■ Collected data
# # # # # # #

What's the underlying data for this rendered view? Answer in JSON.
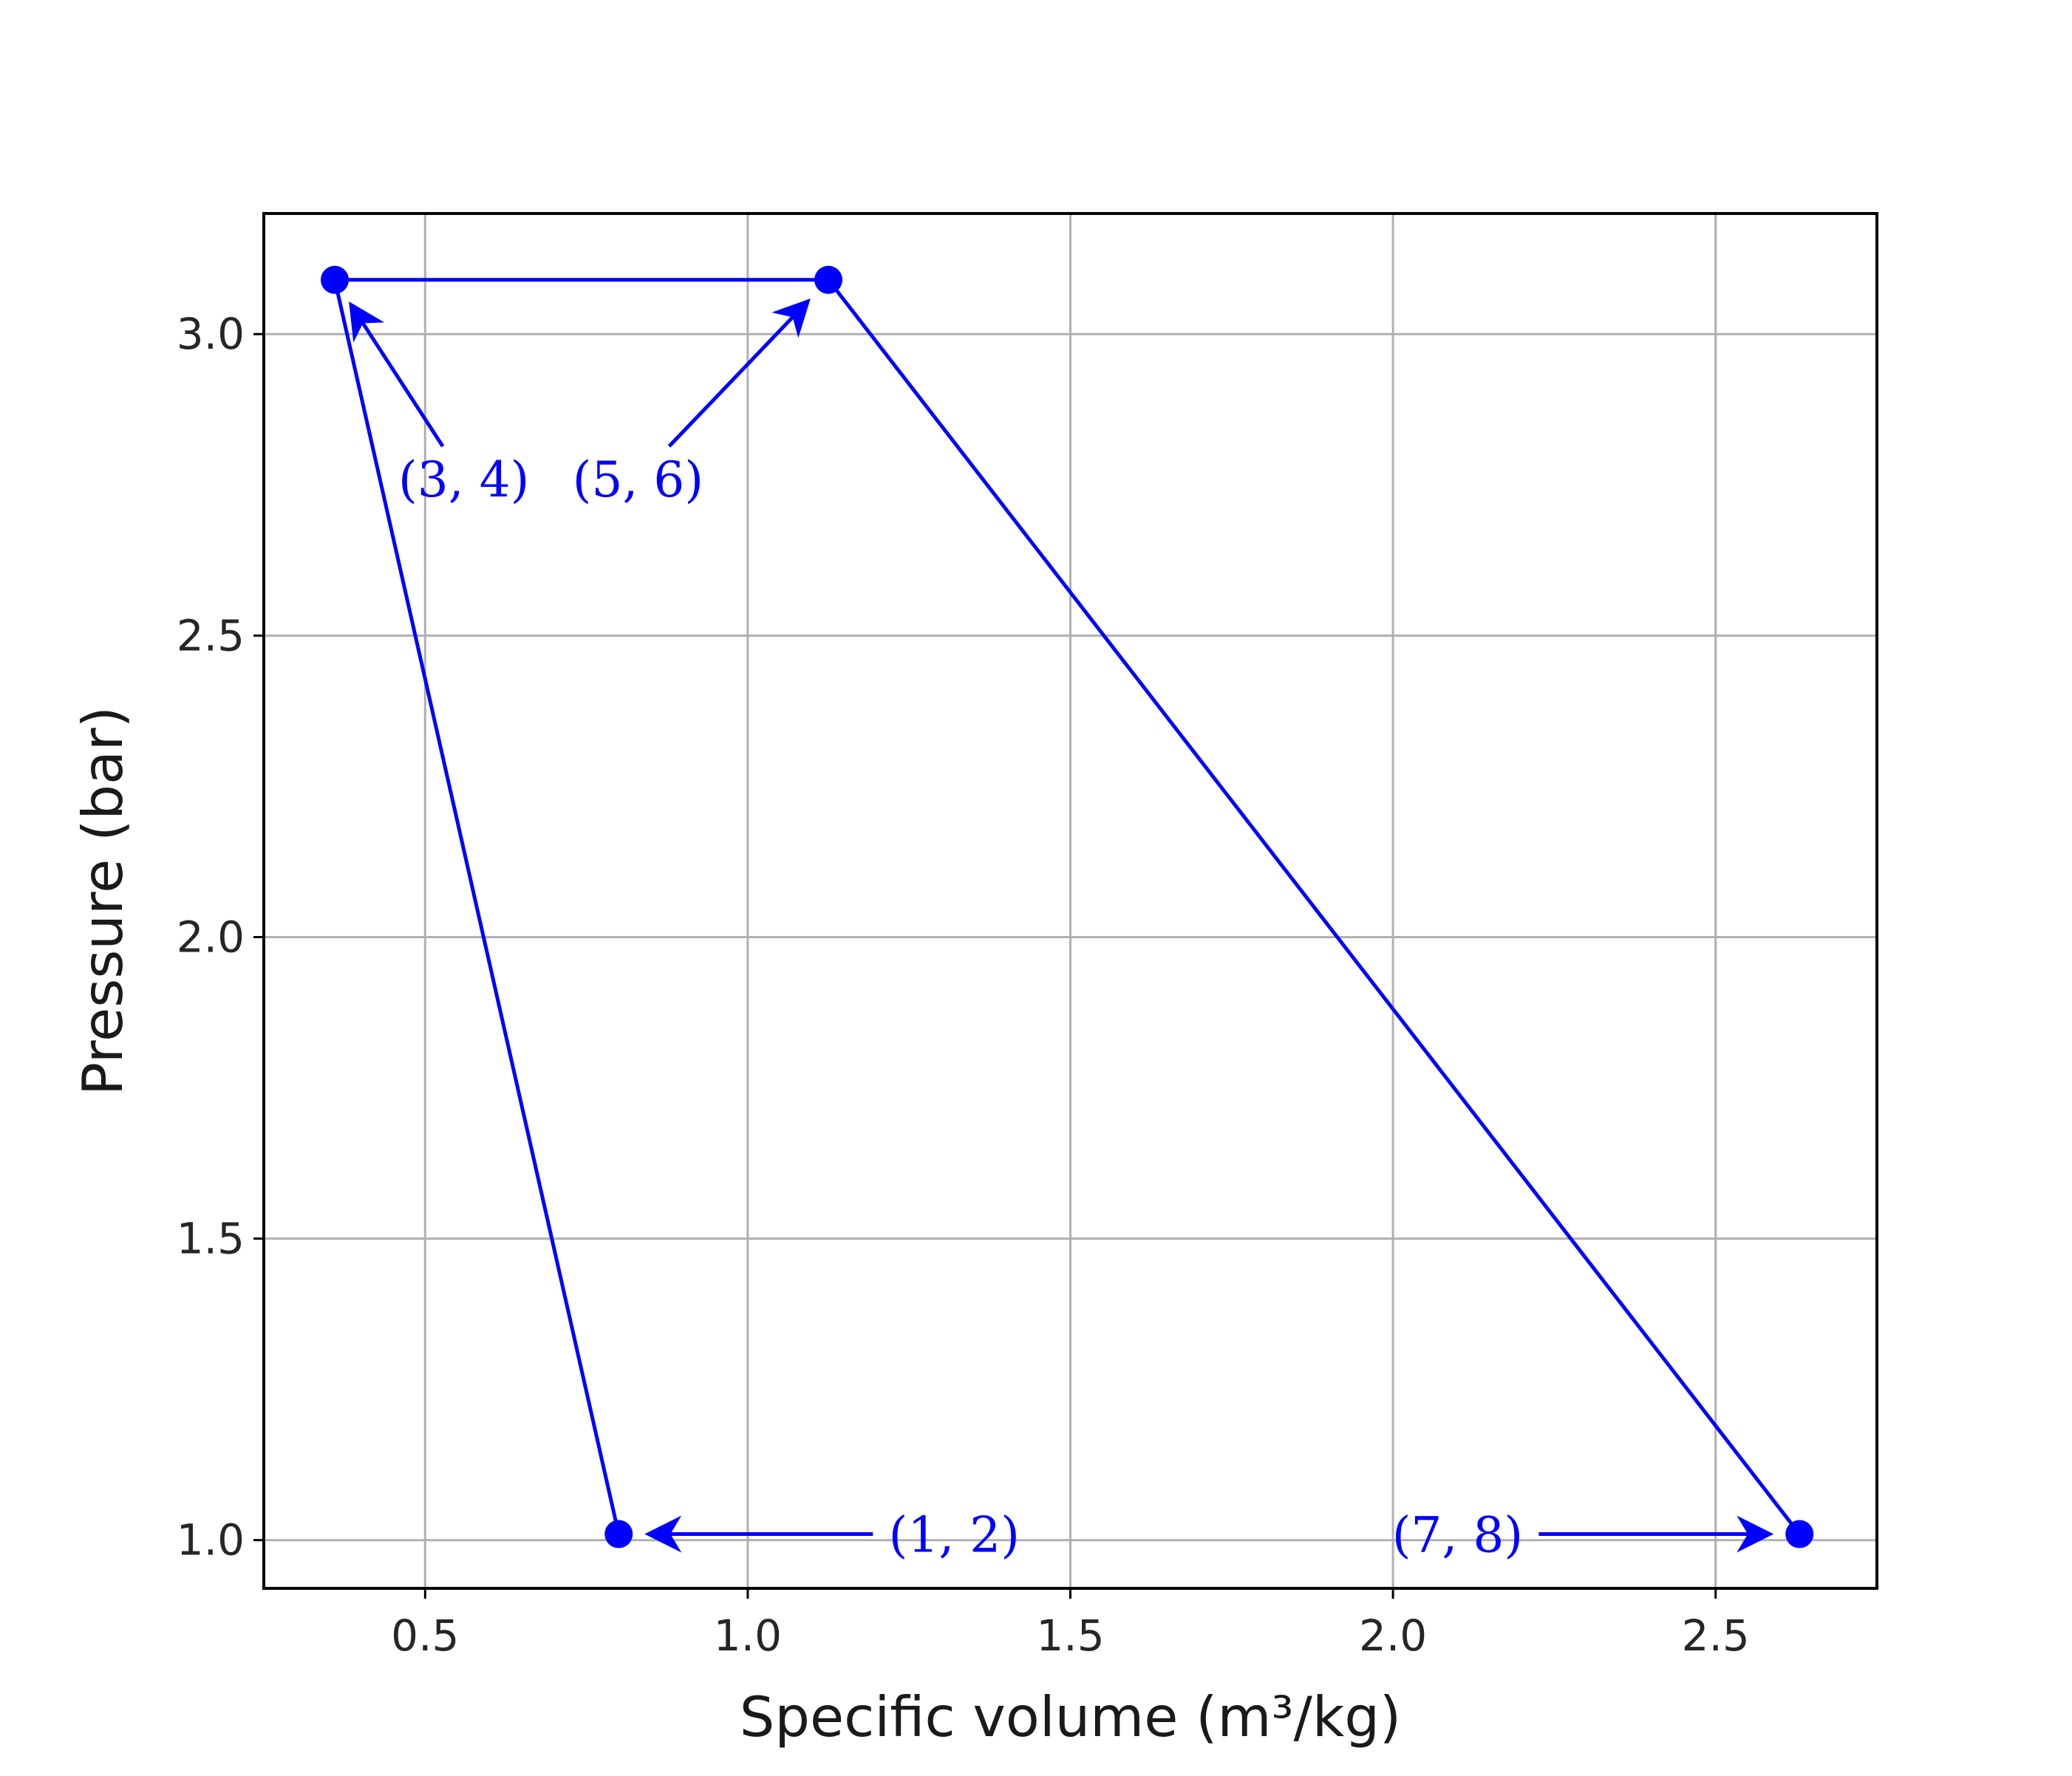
{
  "chart_data": {
    "type": "line",
    "xlabel": "Specific volume (m³/kg)",
    "ylabel": "Pressure (bar)",
    "xlim": [
      0.25,
      2.75
    ],
    "ylim": [
      0.92,
      3.2
    ],
    "grid": true,
    "color": "#0000ff",
    "x_ticks": [
      "0.5",
      "1.0",
      "1.5",
      "2.0",
      "2.5"
    ],
    "y_ticks": [
      "1.0",
      "1.5",
      "2.0",
      "2.5",
      "3.0"
    ],
    "series": [
      {
        "x": [
          0.8,
          0.36,
          1.125,
          2.63
        ],
        "y": [
          1.01,
          3.09,
          3.09,
          1.01
        ]
      }
    ],
    "annotations": [
      {
        "text": "(1, 2)",
        "x": 0.8,
        "y": 1.01,
        "text_x": 1.32,
        "text_y": 1.01
      },
      {
        "text": "(3, 4)",
        "x": 0.36,
        "y": 3.09,
        "text_x": 0.56,
        "text_y": 2.76
      },
      {
        "text": "(5, 6)",
        "x": 1.125,
        "y": 3.09,
        "text_x": 0.83,
        "text_y": 2.76
      },
      {
        "text": "(7, 8)",
        "x": 2.63,
        "y": 1.01,
        "text_x": 2.1,
        "text_y": 1.01
      }
    ]
  }
}
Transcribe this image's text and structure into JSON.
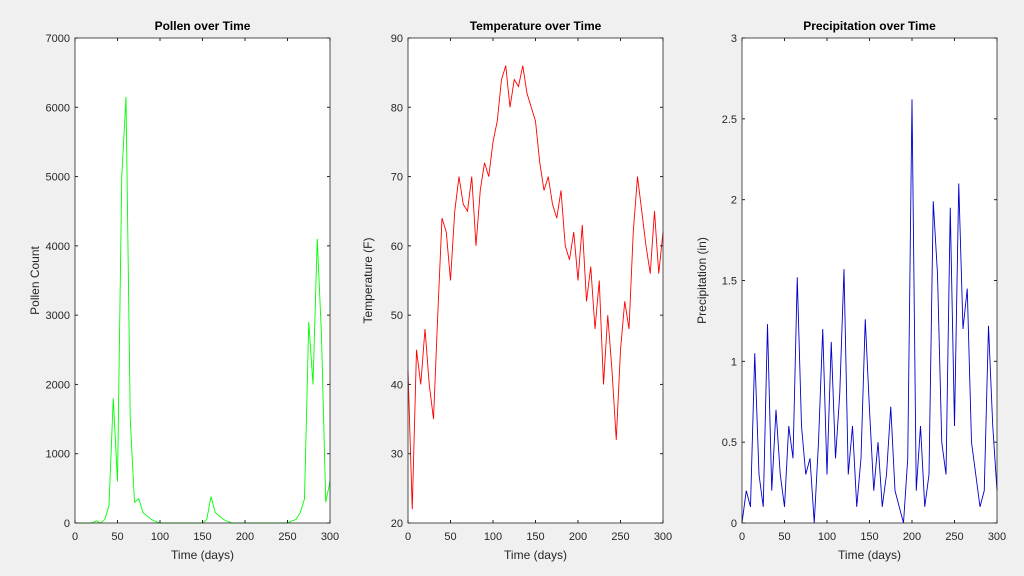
{
  "chart_data": [
    {
      "type": "line",
      "title": "Pollen over Time",
      "x_label": "Time (days)",
      "y_label": "Pollen Count",
      "x": [
        0,
        5,
        10,
        15,
        20,
        25,
        30,
        35,
        40,
        45,
        50,
        55,
        60,
        65,
        70,
        75,
        80,
        85,
        90,
        95,
        100,
        105,
        110,
        115,
        120,
        125,
        130,
        135,
        140,
        145,
        150,
        155,
        160,
        165,
        170,
        175,
        180,
        185,
        190,
        195,
        200,
        205,
        210,
        215,
        220,
        225,
        230,
        235,
        240,
        245,
        250,
        255,
        260,
        265,
        270,
        275,
        280,
        285,
        290,
        295,
        300
      ],
      "series": [
        {
          "color": "#00ff00",
          "values": [
            0,
            0,
            0,
            0,
            0,
            30,
            0,
            50,
            250,
            1800,
            600,
            5000,
            6150,
            1500,
            300,
            350,
            150,
            100,
            50,
            20,
            0,
            0,
            0,
            0,
            0,
            0,
            0,
            0,
            0,
            0,
            0,
            50,
            380,
            150,
            100,
            50,
            20,
            0,
            0,
            0,
            0,
            0,
            0,
            0,
            0,
            0,
            0,
            0,
            0,
            0,
            0,
            30,
            50,
            150,
            350,
            2900,
            2000,
            4100,
            2700,
            300,
            600
          ]
        }
      ],
      "xlim": [
        0,
        300
      ],
      "xticks": [
        0,
        50,
        100,
        150,
        200,
        250,
        300
      ],
      "ylim": [
        0,
        7000
      ],
      "yticks": [
        0,
        1000,
        2000,
        3000,
        4000,
        5000,
        6000,
        7000
      ]
    },
    {
      "type": "line",
      "title": "Temperature over Time",
      "x_label": "Time (days)",
      "y_label": "Temperature (F)",
      "x": [
        0,
        5,
        10,
        15,
        20,
        25,
        30,
        35,
        40,
        45,
        50,
        55,
        60,
        65,
        70,
        75,
        80,
        85,
        90,
        95,
        100,
        105,
        110,
        115,
        120,
        125,
        130,
        135,
        140,
        145,
        150,
        155,
        160,
        165,
        170,
        175,
        180,
        185,
        190,
        195,
        200,
        205,
        210,
        215,
        220,
        225,
        230,
        235,
        240,
        245,
        250,
        255,
        260,
        265,
        270,
        275,
        280,
        285,
        290,
        295,
        300
      ],
      "series": [
        {
          "color": "#ff0000",
          "values": [
            42,
            22,
            45,
            40,
            48,
            40,
            35,
            50,
            64,
            62,
            55,
            65,
            70,
            66,
            65,
            70,
            60,
            68,
            72,
            70,
            75,
            78,
            84,
            86,
            80,
            84,
            83,
            86,
            82,
            80,
            78,
            72,
            68,
            70,
            66,
            64,
            68,
            60,
            58,
            62,
            55,
            63,
            52,
            57,
            48,
            55,
            40,
            50,
            42,
            32,
            45,
            52,
            48,
            62,
            70,
            65,
            60,
            56,
            65,
            56,
            62
          ]
        }
      ],
      "xlim": [
        0,
        300
      ],
      "xticks": [
        0,
        50,
        100,
        150,
        200,
        250,
        300
      ],
      "ylim": [
        20,
        90
      ],
      "yticks": [
        20,
        30,
        40,
        50,
        60,
        70,
        80,
        90
      ]
    },
    {
      "type": "line",
      "title": "Precipitation over Time",
      "x_label": "Time (days)",
      "y_label": "Precipitation (in)",
      "x": [
        0,
        5,
        10,
        15,
        20,
        25,
        30,
        35,
        40,
        45,
        50,
        55,
        60,
        65,
        70,
        75,
        80,
        85,
        90,
        95,
        100,
        105,
        110,
        115,
        120,
        125,
        130,
        135,
        140,
        145,
        150,
        155,
        160,
        165,
        170,
        175,
        180,
        185,
        190,
        195,
        200,
        205,
        210,
        215,
        220,
        225,
        230,
        235,
        240,
        245,
        250,
        255,
        260,
        265,
        270,
        275,
        280,
        285,
        290,
        295,
        300
      ],
      "series": [
        {
          "color": "#0000cc",
          "values": [
            0,
            0.2,
            0.1,
            1.05,
            0.3,
            0.1,
            1.23,
            0.2,
            0.7,
            0.3,
            0.1,
            0.6,
            0.4,
            1.52,
            0.6,
            0.3,
            0.4,
            0,
            0.5,
            1.2,
            0.3,
            1.12,
            0.4,
            0.8,
            1.57,
            0.3,
            0.6,
            0.1,
            0.4,
            1.26,
            0.7,
            0.2,
            0.5,
            0.1,
            0.3,
            0.72,
            0.2,
            0.1,
            0,
            0.4,
            2.62,
            0.2,
            0.6,
            0.1,
            0.3,
            1.99,
            1.54,
            0.5,
            0.3,
            1.95,
            0.6,
            2.1,
            1.2,
            1.45,
            0.5,
            0.3,
            0.1,
            0.2,
            1.22,
            0.6,
            0.2
          ]
        }
      ],
      "xlim": [
        0,
        300
      ],
      "xticks": [
        0,
        50,
        100,
        150,
        200,
        250,
        300
      ],
      "ylim": [
        0,
        3
      ],
      "yticks": [
        0,
        0.5,
        1,
        1.5,
        2,
        2.5,
        3
      ]
    }
  ]
}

# # # # # # #

■ Goal
Search the listing for the word "Temperature". Copy every line in which it occurs.

■ Answer
      "title": "Temperature over Time",
      "y_label": "Temperature (F)",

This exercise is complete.